## Short problem:
Find how many lines contain the word "Insurance" and state that number alone.

---------- Input

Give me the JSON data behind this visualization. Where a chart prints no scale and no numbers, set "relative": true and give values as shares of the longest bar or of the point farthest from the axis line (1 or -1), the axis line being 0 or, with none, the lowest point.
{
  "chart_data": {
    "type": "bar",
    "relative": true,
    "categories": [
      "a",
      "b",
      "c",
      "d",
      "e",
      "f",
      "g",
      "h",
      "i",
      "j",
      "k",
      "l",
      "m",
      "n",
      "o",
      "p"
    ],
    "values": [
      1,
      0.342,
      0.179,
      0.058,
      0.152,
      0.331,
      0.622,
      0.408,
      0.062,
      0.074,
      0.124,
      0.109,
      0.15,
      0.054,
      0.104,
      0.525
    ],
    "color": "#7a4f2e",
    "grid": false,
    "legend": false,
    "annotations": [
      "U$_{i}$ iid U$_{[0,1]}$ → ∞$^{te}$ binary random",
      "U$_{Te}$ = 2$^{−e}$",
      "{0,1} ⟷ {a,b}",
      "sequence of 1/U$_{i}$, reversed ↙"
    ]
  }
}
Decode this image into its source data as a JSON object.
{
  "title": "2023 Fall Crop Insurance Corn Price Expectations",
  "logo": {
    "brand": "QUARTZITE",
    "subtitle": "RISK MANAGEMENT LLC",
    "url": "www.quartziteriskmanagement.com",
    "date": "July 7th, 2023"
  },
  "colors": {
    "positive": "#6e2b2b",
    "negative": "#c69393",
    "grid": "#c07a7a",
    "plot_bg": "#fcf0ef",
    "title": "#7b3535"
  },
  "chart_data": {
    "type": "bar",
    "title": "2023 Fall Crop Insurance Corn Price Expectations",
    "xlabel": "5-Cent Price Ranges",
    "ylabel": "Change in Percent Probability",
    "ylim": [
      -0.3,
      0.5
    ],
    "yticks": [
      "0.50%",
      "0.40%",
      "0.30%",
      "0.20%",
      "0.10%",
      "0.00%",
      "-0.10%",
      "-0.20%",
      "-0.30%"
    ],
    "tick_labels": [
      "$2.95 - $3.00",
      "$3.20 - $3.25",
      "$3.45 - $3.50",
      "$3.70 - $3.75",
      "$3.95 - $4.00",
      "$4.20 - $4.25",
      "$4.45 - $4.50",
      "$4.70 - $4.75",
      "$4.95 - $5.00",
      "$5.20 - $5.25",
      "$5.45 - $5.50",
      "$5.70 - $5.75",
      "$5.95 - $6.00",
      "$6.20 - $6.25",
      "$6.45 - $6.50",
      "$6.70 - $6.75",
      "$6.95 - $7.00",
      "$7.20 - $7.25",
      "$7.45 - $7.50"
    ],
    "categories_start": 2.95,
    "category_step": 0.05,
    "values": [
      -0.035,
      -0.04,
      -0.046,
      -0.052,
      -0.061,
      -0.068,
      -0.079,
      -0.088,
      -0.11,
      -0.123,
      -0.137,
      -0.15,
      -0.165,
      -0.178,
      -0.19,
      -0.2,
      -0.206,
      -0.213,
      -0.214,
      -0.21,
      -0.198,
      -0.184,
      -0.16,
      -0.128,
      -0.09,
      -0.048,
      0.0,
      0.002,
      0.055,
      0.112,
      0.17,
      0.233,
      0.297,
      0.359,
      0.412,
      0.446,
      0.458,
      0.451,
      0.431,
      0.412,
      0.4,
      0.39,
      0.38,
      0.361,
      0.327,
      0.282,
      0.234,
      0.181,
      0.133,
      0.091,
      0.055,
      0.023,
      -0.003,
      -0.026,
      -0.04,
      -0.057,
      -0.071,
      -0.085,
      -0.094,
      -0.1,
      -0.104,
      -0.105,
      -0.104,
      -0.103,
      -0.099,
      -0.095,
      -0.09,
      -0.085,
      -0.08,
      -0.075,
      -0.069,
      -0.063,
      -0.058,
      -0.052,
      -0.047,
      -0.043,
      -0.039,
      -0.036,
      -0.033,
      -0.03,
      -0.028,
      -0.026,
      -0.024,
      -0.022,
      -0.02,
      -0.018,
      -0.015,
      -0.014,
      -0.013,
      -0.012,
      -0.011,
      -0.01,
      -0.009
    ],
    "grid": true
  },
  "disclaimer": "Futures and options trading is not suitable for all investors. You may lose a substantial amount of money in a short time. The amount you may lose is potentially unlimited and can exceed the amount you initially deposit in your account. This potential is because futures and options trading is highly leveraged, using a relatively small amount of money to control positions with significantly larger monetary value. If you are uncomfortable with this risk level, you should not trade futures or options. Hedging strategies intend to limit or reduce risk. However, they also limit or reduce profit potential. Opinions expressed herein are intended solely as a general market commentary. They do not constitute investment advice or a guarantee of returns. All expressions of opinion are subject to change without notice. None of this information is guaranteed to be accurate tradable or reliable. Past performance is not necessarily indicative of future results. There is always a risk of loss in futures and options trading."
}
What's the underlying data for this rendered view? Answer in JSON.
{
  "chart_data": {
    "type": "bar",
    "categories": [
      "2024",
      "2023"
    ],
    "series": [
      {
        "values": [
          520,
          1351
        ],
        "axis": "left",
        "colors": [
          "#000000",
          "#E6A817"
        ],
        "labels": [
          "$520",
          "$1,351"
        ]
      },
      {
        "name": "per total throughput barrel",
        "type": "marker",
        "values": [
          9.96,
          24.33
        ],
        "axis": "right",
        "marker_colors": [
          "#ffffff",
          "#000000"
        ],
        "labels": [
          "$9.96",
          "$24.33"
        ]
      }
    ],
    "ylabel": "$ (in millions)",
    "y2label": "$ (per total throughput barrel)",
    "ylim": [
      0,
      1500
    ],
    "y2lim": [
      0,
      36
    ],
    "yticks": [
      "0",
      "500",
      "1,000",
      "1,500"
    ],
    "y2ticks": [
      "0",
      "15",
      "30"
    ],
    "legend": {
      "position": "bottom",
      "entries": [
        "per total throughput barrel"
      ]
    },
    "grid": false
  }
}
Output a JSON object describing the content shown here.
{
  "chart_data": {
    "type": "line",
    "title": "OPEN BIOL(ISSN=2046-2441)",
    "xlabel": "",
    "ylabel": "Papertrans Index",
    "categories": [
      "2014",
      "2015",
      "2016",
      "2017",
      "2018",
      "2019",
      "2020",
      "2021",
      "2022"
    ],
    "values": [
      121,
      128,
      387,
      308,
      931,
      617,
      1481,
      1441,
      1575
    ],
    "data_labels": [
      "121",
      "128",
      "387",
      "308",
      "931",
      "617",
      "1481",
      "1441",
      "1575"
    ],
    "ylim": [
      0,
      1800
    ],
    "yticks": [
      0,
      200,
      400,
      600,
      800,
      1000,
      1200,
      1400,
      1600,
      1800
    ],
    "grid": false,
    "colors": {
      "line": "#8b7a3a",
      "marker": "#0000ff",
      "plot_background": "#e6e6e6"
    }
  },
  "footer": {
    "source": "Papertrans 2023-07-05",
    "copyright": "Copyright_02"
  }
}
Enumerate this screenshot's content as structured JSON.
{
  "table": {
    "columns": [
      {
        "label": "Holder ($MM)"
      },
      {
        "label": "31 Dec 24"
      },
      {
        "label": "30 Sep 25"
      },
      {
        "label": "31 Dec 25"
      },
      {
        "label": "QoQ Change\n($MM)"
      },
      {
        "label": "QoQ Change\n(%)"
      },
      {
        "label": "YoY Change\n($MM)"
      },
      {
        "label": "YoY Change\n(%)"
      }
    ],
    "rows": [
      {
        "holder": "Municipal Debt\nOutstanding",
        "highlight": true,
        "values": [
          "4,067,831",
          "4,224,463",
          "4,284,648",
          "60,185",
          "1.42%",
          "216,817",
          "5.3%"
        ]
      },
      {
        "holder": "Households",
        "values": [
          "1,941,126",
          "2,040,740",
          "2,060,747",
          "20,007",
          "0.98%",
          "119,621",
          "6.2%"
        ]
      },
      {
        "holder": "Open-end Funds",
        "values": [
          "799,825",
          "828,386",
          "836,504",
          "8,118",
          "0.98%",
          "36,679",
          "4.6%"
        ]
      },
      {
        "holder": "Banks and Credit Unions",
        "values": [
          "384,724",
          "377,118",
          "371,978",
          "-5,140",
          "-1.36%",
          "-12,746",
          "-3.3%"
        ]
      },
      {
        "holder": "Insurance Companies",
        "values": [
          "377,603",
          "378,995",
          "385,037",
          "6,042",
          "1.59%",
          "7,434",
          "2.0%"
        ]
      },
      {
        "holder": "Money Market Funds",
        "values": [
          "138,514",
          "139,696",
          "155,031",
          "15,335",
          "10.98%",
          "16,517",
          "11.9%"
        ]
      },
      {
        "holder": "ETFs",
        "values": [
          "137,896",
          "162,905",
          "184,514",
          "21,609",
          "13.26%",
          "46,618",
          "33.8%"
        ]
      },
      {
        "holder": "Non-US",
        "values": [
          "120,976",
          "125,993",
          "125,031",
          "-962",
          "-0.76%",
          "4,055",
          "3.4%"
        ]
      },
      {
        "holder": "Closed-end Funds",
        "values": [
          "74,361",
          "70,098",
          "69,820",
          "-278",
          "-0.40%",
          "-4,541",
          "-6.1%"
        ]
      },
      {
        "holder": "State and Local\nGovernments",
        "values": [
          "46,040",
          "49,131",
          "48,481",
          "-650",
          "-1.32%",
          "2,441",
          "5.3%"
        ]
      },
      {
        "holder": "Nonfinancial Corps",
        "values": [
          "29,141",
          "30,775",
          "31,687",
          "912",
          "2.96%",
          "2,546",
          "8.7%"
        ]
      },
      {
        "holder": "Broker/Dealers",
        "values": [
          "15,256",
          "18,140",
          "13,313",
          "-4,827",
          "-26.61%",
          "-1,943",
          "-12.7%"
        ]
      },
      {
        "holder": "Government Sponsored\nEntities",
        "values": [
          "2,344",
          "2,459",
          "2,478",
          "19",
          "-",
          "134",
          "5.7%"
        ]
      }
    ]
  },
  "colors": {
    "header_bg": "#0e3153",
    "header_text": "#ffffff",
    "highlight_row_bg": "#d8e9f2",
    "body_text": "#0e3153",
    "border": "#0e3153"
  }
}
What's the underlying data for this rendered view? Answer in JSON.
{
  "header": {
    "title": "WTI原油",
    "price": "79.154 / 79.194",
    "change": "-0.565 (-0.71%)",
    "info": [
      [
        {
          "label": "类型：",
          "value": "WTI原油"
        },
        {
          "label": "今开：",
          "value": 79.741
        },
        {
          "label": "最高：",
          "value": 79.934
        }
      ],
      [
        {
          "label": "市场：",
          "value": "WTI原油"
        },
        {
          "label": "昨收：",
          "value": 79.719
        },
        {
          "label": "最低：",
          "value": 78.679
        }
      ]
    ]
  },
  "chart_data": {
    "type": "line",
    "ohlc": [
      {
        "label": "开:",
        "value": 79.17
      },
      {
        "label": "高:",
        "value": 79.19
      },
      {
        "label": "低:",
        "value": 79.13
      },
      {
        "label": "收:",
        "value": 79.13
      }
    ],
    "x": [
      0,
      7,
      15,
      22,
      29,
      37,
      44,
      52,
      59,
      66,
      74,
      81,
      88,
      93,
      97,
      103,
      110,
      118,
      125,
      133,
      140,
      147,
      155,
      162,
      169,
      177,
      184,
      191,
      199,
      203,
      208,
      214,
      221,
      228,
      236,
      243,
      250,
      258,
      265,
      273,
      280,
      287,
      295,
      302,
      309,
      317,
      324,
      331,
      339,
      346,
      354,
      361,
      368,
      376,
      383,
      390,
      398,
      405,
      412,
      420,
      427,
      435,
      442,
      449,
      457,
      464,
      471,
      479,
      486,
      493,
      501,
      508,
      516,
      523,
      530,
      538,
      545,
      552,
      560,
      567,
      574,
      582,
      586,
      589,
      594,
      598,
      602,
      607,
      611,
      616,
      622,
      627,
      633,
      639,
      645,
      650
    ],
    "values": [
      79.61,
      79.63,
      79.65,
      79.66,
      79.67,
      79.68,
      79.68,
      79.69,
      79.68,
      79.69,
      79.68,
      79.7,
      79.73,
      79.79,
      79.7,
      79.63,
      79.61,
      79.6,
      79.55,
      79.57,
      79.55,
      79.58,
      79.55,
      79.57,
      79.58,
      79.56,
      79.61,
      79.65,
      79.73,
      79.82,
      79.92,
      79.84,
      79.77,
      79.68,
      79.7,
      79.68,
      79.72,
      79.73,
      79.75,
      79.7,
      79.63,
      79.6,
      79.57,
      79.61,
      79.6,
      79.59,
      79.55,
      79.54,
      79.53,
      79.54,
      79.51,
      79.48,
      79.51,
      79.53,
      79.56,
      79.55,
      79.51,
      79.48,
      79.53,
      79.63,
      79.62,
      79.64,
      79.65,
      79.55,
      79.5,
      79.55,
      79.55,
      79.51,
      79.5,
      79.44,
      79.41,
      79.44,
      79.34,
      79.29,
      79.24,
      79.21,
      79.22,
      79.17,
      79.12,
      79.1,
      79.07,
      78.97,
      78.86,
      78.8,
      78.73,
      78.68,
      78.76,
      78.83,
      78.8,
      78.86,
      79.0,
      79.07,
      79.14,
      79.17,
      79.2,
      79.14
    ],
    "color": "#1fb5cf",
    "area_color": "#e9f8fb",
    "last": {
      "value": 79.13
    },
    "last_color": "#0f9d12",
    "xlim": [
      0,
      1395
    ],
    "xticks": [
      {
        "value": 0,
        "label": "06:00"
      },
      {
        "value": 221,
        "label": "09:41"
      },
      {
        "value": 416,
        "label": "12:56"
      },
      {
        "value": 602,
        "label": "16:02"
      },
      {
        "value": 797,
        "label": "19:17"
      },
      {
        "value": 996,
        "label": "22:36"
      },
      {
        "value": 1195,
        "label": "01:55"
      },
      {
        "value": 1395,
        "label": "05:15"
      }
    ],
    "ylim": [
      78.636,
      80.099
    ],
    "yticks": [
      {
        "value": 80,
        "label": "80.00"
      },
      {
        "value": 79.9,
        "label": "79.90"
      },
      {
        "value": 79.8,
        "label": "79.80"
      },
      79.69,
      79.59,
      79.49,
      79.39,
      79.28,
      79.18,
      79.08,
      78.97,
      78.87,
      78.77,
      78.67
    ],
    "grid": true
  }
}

--------------------

## Written answer:
3